▶ _Task description_:
Exactly as they appear, output all of the entries.

'''

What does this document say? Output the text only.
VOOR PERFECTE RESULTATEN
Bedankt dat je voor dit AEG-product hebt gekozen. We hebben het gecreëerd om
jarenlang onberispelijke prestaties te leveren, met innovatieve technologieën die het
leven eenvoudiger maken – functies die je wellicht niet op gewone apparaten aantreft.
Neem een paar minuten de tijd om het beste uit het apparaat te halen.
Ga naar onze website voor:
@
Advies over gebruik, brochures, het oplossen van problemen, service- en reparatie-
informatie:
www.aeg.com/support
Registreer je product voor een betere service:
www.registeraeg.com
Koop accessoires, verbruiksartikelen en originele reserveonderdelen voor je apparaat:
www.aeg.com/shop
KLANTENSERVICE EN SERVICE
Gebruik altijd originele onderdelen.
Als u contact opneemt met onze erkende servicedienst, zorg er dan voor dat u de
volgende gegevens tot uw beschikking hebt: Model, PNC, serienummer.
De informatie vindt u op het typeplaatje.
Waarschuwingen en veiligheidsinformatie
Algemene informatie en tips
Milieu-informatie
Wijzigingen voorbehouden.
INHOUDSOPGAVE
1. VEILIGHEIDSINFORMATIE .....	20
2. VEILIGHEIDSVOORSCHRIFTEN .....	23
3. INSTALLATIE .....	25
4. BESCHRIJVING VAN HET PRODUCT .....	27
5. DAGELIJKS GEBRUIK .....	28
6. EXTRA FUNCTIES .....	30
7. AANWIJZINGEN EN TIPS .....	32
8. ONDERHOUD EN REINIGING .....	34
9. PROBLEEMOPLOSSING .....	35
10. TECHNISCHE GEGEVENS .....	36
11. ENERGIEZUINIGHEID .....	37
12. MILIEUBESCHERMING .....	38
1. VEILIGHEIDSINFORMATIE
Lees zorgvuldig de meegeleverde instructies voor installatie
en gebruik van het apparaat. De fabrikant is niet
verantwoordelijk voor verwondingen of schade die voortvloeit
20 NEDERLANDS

'''

▶ _Solution to the exercise_:
What does this document say? Output the text only.
VOOR PERFECTE RESULTATEN
Bedankt dat je voor dit AEG-product hebt gekozen. We hebben het gecreëerd om
jarenlang onberispelijke prestaties te leveren, met innovatieve technologieën die het
leven eenvoudiger maken – functies die je wellicht niet op gewone apparaten aantreft.
Neem een paar minuten de tijd om het beste uit het apparaat te halen.
Ga naar onze website voor:
@
Advies over gebruik, brochures, het oplossen van problemen, service- en reparatie-
informatie:
www.aeg.com/support
Registreer je product voor een betere service:
www.registeraeg.com
Koop accessoires, verbruiksartikelen en originele reserveonderdelen voor je apparaat:
www.aeg.com/shop
KLANTENSERVICE EN SERVICE
Gebruik altijd originele onderdelen.
Als u contact opneemt met onze erkende servicedienst, zorg er dan voor dat u de
volgende gegevens tot uw beschikking hebt: Model, PNC, serienummer.
De informatie vindt u op het typeplaatje.
Waarschuwingen en veiligheidsinformatie
Algemene informatie en tips
Milieu-informatie
Wijzigingen voorbehouden.
INHOUDSOPGAVE
1. VEILIGHEIDSINFORMATIE .....	20
2. VEILIGHEIDSVOORSCHRIFTEN .....	23
3. INSTALLATIE .....	25
4. BESCHRIJVING VAN HET PRODUCT .....	27
5. DAGELIJKS GEBRUIK .....	28
6. EXTRA FUNCTIES .....	30
7. AANWIJZINGEN EN TIPS .....	32
8. ONDERHOUD EN REINIGING .....	34
9. PROBLEEMOPLOSSING .....	35
10. TECHNISCHE GEGEVENS .....	36
11. ENERGIEZUINIGHEID .....	37
12. MILIEUBESCHERMING .....	38
1. VEILIGHEIDSINFORMATIE
Lees zorgvuldig de meegeleverde instructies voor installatie
en gebruik van het apparaat. De fabrikant is niet
verantwoordelijk voor verwondingen of schade die voortvloeit
20 NEDERLANDS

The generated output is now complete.